> _Given data_

— begin —

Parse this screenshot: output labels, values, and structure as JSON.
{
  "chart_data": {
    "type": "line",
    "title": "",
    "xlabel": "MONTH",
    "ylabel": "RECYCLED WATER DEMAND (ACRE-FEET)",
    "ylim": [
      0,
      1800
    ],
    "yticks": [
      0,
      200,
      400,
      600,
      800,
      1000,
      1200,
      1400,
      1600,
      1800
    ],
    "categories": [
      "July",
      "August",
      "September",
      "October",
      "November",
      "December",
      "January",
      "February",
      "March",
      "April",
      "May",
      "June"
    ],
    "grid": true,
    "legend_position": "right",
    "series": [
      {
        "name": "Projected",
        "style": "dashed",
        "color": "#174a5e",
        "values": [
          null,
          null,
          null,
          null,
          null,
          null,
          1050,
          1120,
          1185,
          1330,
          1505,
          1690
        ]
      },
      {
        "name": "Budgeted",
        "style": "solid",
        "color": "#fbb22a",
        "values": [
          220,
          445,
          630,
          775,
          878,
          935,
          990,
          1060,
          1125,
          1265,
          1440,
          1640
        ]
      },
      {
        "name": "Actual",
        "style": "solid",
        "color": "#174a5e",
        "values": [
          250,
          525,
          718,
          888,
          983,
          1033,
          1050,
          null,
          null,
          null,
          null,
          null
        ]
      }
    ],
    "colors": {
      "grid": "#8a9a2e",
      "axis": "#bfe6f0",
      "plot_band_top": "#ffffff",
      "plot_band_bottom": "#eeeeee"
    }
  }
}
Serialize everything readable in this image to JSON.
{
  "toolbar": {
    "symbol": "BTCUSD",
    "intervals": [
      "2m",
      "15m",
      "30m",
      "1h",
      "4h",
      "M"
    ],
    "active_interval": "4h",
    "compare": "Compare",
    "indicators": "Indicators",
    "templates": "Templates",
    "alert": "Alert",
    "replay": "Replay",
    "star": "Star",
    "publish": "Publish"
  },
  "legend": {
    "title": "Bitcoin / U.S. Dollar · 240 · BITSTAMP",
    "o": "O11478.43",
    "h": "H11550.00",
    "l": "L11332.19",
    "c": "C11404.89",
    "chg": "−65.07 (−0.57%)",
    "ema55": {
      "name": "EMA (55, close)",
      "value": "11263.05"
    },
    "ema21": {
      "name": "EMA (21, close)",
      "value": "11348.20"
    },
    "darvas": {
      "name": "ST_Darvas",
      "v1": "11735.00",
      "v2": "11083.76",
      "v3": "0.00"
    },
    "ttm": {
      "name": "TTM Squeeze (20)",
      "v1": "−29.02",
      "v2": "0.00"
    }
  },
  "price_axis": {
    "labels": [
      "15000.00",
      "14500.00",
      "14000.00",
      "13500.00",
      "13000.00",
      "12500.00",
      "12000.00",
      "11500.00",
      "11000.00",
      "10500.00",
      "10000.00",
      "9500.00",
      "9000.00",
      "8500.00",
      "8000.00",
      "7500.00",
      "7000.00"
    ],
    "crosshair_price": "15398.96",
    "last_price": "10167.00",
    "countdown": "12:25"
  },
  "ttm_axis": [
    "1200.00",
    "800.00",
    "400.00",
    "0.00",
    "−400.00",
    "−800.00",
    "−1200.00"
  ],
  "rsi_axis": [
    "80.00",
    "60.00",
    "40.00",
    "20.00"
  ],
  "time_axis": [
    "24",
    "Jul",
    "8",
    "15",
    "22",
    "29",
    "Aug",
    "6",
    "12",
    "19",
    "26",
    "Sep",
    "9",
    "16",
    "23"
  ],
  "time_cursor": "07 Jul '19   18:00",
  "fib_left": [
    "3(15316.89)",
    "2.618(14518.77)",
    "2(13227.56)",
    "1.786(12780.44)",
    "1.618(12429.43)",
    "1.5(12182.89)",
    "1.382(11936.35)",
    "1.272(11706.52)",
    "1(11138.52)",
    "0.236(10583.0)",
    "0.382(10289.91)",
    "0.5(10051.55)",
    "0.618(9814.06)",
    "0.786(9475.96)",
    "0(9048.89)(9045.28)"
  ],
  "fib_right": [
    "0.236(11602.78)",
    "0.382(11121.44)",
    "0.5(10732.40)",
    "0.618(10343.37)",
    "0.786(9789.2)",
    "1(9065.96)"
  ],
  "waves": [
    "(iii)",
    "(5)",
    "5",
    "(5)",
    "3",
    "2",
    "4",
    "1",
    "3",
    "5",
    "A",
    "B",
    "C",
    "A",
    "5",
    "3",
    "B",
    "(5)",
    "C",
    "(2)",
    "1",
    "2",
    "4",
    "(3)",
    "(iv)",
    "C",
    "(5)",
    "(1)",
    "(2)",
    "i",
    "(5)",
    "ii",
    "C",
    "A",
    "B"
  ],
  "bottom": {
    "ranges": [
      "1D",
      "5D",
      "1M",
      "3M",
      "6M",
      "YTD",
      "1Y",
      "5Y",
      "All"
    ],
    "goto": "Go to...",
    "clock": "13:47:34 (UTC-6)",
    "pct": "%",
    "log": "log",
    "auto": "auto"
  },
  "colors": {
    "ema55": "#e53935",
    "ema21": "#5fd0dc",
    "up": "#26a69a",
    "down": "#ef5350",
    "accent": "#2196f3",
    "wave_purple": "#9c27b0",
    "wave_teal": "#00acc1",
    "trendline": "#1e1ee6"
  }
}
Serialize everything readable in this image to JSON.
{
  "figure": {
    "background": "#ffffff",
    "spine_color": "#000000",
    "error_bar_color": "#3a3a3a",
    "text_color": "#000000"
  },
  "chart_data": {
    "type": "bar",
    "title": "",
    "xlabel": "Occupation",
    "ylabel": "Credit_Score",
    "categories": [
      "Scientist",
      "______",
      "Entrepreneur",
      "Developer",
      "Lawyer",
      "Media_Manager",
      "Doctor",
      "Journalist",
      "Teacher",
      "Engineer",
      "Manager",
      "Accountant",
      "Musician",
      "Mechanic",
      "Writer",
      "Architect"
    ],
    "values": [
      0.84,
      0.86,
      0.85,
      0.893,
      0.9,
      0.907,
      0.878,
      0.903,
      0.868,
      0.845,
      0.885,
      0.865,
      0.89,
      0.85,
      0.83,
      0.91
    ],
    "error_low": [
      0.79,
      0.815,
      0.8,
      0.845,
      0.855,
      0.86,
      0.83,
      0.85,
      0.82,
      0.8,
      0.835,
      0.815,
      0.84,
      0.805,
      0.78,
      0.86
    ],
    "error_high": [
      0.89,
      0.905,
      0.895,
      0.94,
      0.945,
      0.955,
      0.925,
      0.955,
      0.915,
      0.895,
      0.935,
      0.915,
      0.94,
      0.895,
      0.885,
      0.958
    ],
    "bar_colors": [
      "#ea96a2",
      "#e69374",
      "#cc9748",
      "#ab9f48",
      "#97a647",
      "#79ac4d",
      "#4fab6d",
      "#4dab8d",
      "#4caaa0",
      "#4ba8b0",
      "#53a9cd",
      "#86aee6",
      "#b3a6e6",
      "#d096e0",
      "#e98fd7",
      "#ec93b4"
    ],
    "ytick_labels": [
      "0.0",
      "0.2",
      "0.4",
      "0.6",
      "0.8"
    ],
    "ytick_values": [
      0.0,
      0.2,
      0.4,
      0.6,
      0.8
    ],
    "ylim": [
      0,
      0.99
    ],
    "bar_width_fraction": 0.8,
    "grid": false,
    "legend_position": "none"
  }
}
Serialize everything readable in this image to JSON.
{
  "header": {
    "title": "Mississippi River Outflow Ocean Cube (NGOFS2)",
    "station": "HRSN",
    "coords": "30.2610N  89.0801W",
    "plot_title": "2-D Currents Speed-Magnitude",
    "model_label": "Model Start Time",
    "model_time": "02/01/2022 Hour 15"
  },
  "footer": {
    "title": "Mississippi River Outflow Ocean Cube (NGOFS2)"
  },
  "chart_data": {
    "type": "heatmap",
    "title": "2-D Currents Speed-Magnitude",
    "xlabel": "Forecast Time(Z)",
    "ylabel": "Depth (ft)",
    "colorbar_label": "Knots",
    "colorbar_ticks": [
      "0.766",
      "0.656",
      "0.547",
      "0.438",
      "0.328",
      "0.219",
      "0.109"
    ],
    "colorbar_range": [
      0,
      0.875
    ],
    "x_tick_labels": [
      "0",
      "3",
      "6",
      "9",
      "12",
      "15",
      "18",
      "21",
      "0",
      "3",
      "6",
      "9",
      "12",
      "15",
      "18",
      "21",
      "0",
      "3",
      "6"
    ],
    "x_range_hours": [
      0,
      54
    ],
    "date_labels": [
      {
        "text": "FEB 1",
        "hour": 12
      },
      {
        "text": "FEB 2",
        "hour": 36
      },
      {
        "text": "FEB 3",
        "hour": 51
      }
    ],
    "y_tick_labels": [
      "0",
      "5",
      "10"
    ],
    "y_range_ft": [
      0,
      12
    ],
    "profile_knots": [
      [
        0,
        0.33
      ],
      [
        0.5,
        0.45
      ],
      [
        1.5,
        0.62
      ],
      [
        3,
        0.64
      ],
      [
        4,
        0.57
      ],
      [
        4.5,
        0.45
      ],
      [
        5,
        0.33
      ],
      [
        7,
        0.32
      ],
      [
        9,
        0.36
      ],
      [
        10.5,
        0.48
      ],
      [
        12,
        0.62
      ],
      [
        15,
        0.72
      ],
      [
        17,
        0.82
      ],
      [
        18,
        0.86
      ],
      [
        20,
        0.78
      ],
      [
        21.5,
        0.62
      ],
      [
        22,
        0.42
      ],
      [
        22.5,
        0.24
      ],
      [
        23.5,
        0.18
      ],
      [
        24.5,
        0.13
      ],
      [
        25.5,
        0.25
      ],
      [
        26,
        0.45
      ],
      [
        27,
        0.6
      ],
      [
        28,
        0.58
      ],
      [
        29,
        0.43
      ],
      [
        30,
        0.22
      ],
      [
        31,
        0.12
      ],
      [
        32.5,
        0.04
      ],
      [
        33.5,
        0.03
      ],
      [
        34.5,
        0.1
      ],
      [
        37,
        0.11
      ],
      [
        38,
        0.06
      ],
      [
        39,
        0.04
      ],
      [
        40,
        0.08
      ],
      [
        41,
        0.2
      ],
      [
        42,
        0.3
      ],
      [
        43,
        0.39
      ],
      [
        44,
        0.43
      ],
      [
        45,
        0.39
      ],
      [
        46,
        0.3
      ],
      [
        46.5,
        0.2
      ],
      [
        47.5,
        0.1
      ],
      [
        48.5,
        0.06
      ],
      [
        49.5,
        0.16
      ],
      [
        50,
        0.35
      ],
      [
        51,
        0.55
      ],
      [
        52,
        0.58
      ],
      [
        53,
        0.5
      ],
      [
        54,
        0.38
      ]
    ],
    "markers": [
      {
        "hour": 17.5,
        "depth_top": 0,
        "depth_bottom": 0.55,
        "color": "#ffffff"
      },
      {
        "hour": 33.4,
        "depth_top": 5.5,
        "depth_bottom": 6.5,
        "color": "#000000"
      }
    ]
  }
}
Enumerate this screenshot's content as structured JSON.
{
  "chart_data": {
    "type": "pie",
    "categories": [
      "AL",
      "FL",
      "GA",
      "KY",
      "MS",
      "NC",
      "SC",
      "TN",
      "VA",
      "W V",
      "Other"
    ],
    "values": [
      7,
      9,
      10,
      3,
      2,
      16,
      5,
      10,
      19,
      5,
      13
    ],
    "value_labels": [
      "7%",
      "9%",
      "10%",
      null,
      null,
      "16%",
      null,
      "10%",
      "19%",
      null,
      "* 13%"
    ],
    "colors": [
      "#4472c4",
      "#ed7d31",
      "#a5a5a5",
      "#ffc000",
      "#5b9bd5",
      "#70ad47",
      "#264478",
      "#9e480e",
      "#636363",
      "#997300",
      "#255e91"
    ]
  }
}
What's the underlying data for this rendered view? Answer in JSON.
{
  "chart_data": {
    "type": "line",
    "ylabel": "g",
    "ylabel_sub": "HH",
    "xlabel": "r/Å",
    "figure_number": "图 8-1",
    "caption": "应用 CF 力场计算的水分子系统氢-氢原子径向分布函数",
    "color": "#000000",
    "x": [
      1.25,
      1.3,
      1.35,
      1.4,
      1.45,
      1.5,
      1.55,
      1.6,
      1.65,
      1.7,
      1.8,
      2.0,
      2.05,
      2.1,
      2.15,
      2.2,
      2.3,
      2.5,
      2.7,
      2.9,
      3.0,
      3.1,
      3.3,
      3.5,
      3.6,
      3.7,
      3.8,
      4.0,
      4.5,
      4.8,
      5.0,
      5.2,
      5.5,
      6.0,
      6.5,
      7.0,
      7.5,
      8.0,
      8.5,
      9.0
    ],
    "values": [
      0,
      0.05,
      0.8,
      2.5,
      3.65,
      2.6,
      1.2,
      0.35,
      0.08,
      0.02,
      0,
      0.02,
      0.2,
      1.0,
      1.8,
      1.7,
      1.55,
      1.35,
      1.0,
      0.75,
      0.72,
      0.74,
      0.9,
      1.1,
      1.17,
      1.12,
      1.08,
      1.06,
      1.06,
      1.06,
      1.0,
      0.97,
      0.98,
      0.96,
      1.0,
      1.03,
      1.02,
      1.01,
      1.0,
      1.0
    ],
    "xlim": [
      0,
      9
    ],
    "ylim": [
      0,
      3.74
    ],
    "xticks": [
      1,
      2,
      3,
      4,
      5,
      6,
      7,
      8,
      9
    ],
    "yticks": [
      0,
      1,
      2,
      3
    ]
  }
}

— end —

> _What this task involves_
Scan the listing above and identify each line holding the string "type"; copy every such line.

> _Answer to the task_
    "type": "line",
    "type": "bar",
    "type": "heatmap",
    "type": "pie",
    "type": "line",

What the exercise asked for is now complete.